>> start DATA SHOWN
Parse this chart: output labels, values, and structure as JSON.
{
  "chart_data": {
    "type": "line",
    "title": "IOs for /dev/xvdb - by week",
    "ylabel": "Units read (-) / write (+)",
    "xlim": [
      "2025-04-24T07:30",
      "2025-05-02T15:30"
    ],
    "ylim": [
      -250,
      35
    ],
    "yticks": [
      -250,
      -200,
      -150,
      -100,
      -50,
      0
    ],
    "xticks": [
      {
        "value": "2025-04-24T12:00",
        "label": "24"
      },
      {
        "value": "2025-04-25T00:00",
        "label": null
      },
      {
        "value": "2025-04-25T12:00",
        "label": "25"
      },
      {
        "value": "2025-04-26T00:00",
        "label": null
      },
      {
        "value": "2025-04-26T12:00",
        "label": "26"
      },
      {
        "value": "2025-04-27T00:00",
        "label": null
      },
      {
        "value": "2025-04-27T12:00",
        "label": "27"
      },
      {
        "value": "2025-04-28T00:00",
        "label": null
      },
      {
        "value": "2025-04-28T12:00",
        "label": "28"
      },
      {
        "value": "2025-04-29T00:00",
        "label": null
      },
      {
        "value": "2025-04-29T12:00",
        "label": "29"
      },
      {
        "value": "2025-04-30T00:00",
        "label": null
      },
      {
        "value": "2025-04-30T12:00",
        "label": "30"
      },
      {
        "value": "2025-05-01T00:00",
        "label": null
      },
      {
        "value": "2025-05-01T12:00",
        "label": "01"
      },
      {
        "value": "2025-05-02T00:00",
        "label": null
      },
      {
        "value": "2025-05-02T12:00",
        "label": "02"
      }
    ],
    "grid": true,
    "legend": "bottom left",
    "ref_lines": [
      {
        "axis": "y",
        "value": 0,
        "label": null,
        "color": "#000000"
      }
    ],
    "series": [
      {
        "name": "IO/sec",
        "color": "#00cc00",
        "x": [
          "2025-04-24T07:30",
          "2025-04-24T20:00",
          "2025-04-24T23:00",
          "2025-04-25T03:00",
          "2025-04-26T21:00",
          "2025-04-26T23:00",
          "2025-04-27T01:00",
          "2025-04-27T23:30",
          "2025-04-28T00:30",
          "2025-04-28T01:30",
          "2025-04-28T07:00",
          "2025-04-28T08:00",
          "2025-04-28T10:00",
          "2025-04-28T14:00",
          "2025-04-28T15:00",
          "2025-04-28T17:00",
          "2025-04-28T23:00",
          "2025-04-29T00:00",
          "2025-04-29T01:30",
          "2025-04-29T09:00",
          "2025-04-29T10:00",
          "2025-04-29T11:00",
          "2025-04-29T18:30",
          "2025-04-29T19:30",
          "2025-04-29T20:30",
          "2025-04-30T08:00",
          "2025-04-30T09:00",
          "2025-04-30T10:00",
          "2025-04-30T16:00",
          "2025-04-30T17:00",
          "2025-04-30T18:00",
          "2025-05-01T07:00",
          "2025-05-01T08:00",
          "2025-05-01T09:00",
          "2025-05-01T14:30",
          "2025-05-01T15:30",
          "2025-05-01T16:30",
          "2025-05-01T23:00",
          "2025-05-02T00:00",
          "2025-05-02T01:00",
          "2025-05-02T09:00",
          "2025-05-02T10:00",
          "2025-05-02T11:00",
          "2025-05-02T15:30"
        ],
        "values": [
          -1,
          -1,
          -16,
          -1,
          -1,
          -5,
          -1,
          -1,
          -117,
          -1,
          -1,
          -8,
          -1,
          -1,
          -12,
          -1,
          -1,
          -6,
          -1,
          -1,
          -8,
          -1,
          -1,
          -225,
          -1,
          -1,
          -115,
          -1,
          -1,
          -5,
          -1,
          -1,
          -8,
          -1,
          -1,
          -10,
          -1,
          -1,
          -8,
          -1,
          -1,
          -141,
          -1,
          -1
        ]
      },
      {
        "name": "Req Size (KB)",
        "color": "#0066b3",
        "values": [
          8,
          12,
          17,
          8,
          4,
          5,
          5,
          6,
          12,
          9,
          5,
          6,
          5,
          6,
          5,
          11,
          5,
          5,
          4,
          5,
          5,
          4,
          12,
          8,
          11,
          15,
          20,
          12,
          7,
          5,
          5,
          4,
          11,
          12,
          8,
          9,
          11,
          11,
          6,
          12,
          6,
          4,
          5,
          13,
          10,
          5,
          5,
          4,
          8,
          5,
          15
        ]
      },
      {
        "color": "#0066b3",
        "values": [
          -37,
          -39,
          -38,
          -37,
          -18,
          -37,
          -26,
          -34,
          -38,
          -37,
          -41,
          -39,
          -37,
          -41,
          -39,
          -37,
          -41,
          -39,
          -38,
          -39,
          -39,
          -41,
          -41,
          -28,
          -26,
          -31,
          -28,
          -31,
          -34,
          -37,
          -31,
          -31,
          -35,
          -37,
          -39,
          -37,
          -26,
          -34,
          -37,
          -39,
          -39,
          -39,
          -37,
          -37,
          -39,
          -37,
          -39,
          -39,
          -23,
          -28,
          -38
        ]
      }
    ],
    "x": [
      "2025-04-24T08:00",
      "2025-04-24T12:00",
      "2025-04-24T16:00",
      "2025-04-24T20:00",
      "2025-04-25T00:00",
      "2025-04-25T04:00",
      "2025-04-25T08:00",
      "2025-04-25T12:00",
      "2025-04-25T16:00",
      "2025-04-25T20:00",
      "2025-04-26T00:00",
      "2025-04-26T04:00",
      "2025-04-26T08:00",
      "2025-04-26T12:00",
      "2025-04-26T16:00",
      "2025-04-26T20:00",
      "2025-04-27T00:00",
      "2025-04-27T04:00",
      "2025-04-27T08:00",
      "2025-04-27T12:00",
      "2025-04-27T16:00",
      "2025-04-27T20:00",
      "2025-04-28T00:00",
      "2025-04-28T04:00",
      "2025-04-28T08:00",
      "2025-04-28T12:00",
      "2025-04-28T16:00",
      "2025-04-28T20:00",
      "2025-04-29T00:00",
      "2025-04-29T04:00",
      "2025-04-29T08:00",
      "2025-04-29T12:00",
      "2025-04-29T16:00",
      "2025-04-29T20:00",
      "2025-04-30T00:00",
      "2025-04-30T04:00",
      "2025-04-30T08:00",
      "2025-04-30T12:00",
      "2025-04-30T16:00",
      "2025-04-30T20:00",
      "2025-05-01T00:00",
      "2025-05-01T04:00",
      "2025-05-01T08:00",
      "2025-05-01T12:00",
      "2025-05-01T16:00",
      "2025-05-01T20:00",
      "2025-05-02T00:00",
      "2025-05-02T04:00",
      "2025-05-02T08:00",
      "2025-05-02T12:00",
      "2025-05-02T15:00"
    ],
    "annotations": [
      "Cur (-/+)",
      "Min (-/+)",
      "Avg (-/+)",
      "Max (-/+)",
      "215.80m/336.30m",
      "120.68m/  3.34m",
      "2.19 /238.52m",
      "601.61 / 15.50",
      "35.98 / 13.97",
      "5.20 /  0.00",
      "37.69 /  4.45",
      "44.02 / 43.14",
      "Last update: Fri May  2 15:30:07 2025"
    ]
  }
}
>> end DATA SHOWN
Locate the lines above that hold the word "color". Show every one of them.

        "color": "#000000"
        "color": "#00cc00",
        "color": "#0066b3",
        "color": "#0066b3",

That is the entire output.